>> begin MATERIAL TO PROCESS
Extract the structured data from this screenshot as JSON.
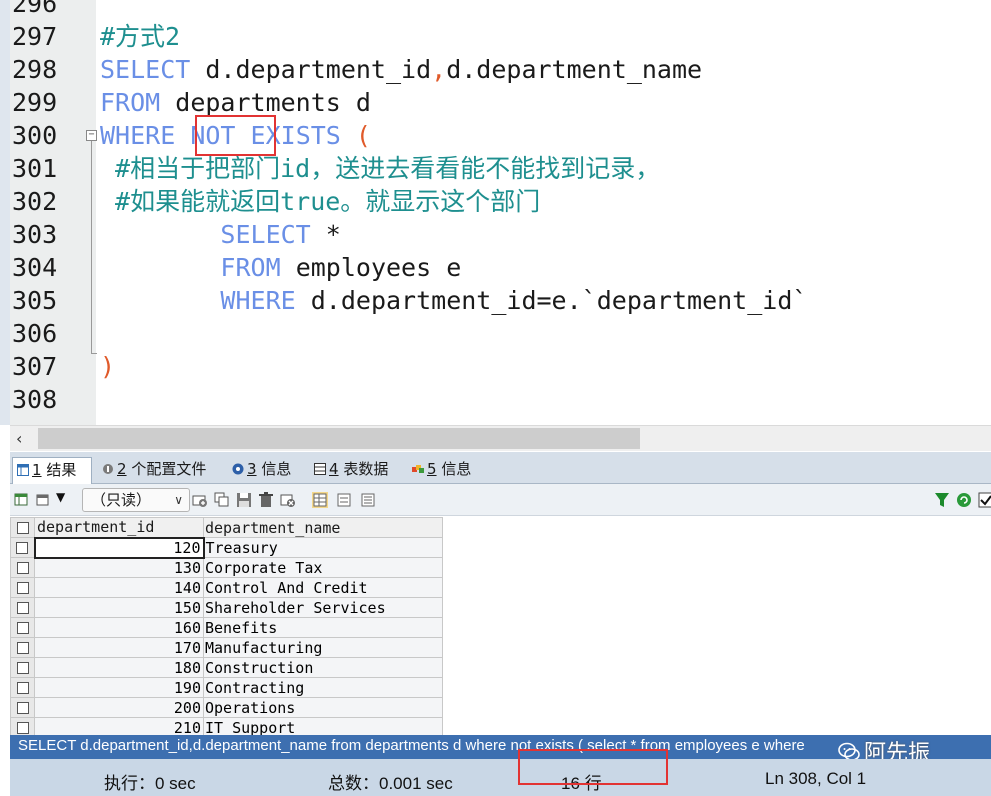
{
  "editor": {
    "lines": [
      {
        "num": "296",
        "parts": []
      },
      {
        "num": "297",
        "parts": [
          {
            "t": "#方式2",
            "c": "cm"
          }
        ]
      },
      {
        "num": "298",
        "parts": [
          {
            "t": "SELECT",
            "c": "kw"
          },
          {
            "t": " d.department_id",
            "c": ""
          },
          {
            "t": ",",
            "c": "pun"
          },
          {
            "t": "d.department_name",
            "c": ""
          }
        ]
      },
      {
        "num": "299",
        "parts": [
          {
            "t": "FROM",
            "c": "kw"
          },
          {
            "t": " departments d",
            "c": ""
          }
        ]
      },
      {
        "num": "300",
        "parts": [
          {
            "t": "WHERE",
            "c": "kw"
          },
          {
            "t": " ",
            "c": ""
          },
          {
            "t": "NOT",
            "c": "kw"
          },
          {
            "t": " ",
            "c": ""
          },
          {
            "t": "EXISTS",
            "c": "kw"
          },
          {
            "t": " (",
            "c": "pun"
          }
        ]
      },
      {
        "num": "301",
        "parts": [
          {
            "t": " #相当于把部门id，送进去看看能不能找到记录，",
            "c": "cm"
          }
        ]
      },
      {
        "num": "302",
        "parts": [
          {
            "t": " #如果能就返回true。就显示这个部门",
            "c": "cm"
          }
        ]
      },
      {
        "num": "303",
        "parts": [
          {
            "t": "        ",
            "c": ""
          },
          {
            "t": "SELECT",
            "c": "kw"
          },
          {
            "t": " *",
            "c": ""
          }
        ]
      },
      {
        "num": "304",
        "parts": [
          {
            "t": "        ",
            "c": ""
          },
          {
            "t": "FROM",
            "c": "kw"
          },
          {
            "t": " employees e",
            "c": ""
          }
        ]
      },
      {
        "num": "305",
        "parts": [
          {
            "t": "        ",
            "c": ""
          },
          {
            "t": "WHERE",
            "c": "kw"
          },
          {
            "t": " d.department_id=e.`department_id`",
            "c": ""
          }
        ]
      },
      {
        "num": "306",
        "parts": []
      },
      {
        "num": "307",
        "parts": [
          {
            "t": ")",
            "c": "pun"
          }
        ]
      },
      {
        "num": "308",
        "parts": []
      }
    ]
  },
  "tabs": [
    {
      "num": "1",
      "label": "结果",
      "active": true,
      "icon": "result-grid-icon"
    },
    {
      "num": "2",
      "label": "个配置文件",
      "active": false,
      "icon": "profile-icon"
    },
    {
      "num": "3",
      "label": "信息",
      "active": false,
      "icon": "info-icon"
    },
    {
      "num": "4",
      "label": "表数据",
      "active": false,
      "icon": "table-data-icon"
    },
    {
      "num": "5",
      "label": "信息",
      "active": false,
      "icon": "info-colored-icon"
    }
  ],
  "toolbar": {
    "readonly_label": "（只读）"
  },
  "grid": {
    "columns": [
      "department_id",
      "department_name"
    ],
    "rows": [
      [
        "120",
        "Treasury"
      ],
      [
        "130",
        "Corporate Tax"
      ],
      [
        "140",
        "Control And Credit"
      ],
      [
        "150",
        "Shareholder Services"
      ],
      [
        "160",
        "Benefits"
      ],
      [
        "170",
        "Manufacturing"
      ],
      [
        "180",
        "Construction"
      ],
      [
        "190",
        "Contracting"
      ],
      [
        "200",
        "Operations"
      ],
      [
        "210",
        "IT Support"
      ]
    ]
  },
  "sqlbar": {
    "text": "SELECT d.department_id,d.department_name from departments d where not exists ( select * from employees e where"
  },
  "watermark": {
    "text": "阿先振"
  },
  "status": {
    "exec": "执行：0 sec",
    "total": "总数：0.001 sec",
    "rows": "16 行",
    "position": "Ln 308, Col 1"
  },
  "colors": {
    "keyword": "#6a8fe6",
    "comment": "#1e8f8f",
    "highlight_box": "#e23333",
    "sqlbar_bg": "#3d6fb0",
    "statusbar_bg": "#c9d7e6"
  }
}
>> end MATERIAL TO PROCESS
>> begin MATERIAL TO PROCESS
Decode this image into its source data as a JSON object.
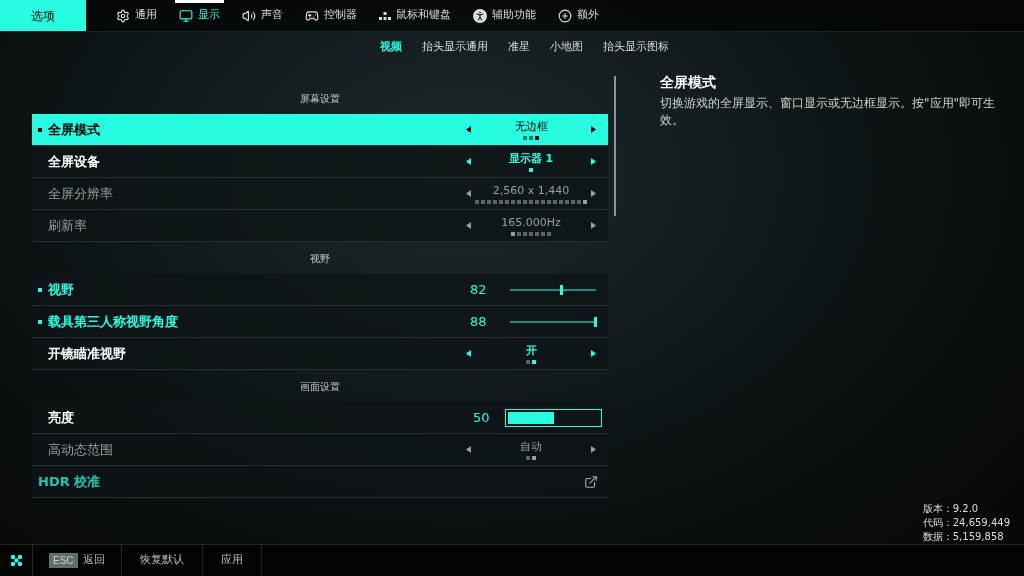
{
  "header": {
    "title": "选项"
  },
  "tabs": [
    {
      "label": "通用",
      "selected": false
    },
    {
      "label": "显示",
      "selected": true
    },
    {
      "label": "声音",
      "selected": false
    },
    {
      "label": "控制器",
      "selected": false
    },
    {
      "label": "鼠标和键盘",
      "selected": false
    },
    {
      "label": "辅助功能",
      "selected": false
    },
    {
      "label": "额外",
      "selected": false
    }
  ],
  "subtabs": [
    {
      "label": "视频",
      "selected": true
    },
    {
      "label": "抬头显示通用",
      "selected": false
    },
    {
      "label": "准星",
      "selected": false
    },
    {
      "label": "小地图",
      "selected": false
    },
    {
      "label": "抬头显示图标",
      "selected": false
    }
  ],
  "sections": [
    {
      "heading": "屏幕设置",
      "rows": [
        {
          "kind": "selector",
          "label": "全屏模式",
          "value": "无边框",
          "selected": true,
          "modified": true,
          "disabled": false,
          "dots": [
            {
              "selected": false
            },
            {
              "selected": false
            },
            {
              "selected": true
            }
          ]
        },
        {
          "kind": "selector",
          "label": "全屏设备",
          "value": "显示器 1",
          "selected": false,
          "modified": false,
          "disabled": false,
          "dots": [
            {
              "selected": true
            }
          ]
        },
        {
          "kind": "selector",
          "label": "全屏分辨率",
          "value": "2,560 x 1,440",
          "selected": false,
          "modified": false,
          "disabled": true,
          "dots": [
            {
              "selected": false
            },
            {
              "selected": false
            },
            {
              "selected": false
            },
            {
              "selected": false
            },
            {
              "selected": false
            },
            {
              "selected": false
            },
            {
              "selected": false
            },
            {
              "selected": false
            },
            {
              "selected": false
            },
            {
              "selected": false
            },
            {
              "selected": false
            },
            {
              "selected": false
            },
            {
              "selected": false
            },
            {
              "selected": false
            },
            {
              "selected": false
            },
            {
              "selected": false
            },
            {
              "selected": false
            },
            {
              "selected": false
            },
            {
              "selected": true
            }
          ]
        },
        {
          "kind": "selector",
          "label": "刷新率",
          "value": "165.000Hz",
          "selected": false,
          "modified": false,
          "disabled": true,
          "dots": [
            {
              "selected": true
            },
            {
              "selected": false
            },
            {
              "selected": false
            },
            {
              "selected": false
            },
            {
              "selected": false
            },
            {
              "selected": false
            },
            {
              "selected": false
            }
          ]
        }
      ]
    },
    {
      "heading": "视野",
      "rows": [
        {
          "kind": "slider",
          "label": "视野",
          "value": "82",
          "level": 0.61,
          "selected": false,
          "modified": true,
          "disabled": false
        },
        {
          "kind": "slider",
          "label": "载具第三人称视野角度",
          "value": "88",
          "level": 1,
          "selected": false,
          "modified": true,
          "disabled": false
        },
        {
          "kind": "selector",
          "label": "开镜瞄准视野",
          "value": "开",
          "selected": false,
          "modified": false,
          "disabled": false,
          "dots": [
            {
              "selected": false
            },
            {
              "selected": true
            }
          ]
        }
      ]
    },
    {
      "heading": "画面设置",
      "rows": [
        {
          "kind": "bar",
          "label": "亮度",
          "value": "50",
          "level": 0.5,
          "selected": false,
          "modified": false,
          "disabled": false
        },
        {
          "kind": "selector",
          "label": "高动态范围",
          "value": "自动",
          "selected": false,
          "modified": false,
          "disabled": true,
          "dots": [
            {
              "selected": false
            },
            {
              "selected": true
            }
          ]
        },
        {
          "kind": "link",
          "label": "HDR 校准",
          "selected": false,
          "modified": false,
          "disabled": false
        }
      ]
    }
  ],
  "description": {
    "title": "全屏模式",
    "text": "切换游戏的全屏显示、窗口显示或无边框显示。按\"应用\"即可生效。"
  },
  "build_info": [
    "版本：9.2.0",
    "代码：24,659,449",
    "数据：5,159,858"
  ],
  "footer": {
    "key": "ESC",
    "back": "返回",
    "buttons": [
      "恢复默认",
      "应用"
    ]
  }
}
>> end MATERIAL TO PROCESS
▶ **TASK BRIEF**
Pick out each line in the material containing "departments".

▶ **WRITTEN ANSWER**
            "t": " departments d",
    "text": "SELECT d.department_id,d.department_name from departments d where not exists ( select * from employees e where"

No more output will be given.